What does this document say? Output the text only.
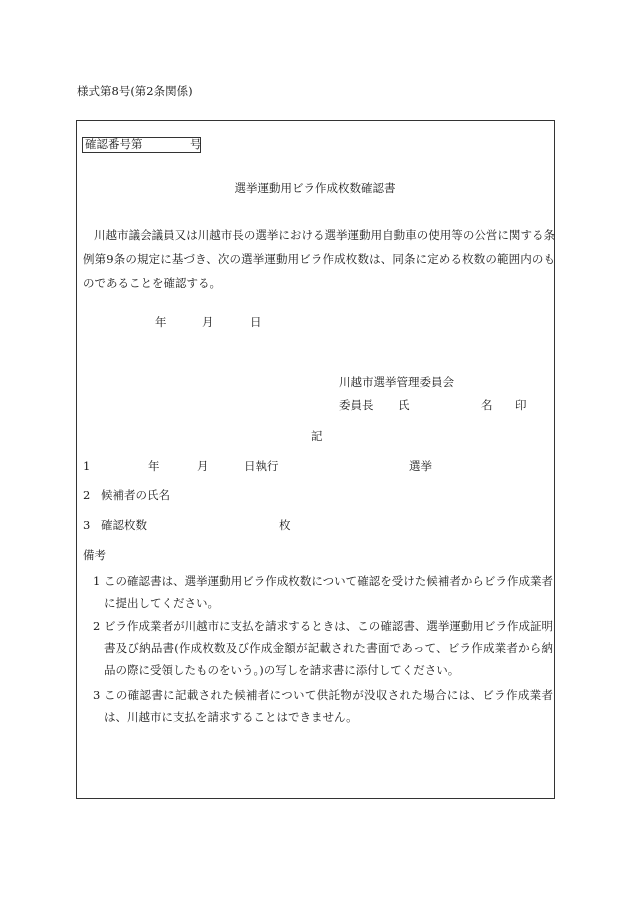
様式第8号(第2条関係)
確認番号第	号
選挙運動用ビラ作成枚数確認書
川越市議会議員又は川越市長の選挙における選挙運動用自動車の使用等の公営に関する条例第9条の規定に基づき、次の選挙運動用ビラ作成枚数は、同条に定める枚数の範囲内のものであることを確認する。
年	月	日
川越市選挙管理委員会
委員長 氏	名 印
記
1	年	月	日執行	選挙
2 候補者の氏名
3 確認枚数	枚
備考
1 この確認書は、選挙運動用ビラ作成枚数について確認を受けた候補者からビラ作成業者に提出してください。
2 ビラ作成業者が川越市に支払を請求するときは、この確認書、選挙運動用ビラ作成証明書及び納品書(作成枚数及び作成金額が記載された書面であって、ビラ作成業者から納品の際に受領したものをいう。)の写しを請求書に添付してください。
3 この確認書に記載された候補者について供託物が没収された場合には、ビラ作成業者は、川越市に支払を請求することはできません。
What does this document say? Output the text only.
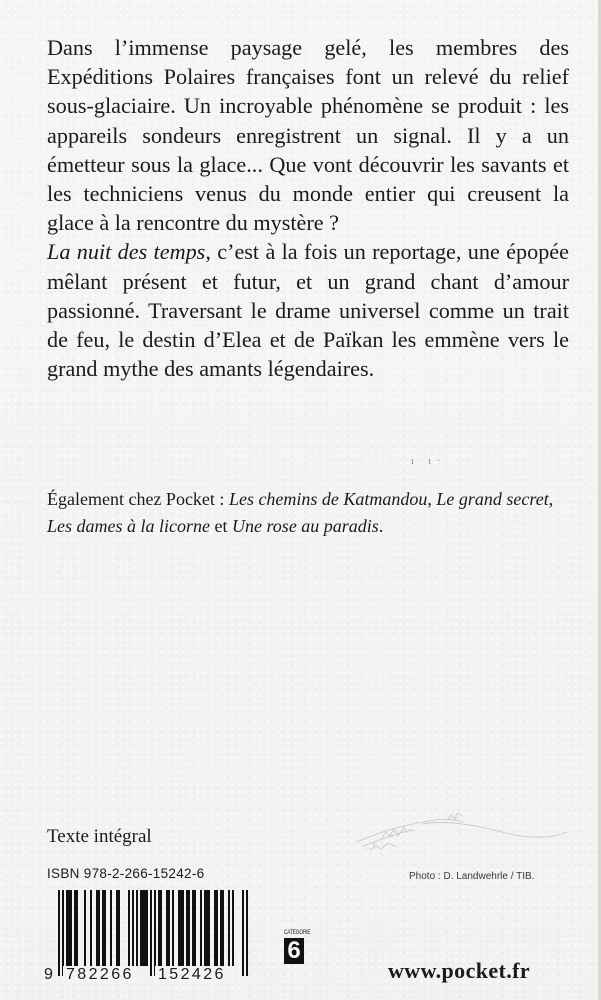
Dans l’immense paysage gelé, les membres des Expéditions Polaires françaises font un relevé du relief sous-glaciaire. Un incroyable phénomène se produit : les appareils sondeurs enregistrent un signal. Il y a un émetteur sous la glace... Que vont découvrir les savants et les techniciens venus du monde entier qui creusent la glace à la rencontre du mystère ?

La nuit des temps, c’est à la fois un reportage, une épopée mêlant présent et futur, et un grand chant d’amour passionné. Traversant le drame universel comme un trait de feu, le destin d’Elea et de Païkan les emmène vers le grand mythe des amants légendaires.

ı ı·

Également chez Pocket : Les chemins de Katmandou, Le grand secret, Les dames à la licorne et Une rose au paradis.

Texte intégral
ISBN 978-2-266-15242-6	Photo : D. Landwehrle / TIB.
9 782266 152426
CATÉGORIE
6
www.pocket.fr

+ + + +

Copy all the lines of data exactly as they appear, dropping any images.

* TASK SOLUTION *
What does this document say? Output the text only.
様式第8号(第2条関係)
確認番号第	号
選挙運動用ビラ作成枚数確認書
川越市議会議員又は川越市長の選挙における選挙運動用自動車の使用等の公営に関する条例第9条の規定に基づき、次の選挙運動用ビラ作成枚数は、同条に定める枚数の範囲内のものであることを確認する。
年	月	日
川越市選挙管理委員会
委員長 氏	名 印
記
1	年	月	日執行	選挙
2 候補者の氏名
3 確認枚数	枚
備考
1 この確認書は、選挙運動用ビラ作成枚数について確認を受けた候補者からビラ作成業者に提出してください。
2 ビラ作成業者が川越市に支払を請求するときは、この確認書、選挙運動用ビラ作成証明書及び納品書(作成枚数及び作成金額が記載された書面であって、ビラ作成業者から納品の際に受領したものをいう。)の写しを請求書に添付してください。
3 この確認書に記載された候補者について供託物が没収された場合には、ビラ作成業者は、川越市に支払を請求することはできません。
What does this document say? Output the text only.
Dans l’immense paysage gelé, les membres des Expéditions Polaires françaises font un relevé du relief sous-glaciaire. Un incroyable phénomène se produit : les appareils sondeurs enregistrent un signal. Il y a un émetteur sous la glace... Que vont découvrir les savants et les techniciens venus du monde entier qui creusent la glace à la rencontre du mystère ?

La nuit des temps, c’est à la fois un reportage, une épopée mêlant présent et futur, et un grand chant d’amour passionné. Traversant le drame universel comme un trait de feu, le destin d’Elea et de Païkan les emmène vers le grand mythe des amants légendaires.

ı ı·

Également chez Pocket : Les chemins de Katmandou, Le grand secret, Les dames à la licorne et Une rose au paradis.

Texte intégral
ISBN 978-2-266-15242-6	Photo : D. Landwehrle / TIB.
9 782266 152426
CATÉGORIE
6
www.pocket.fr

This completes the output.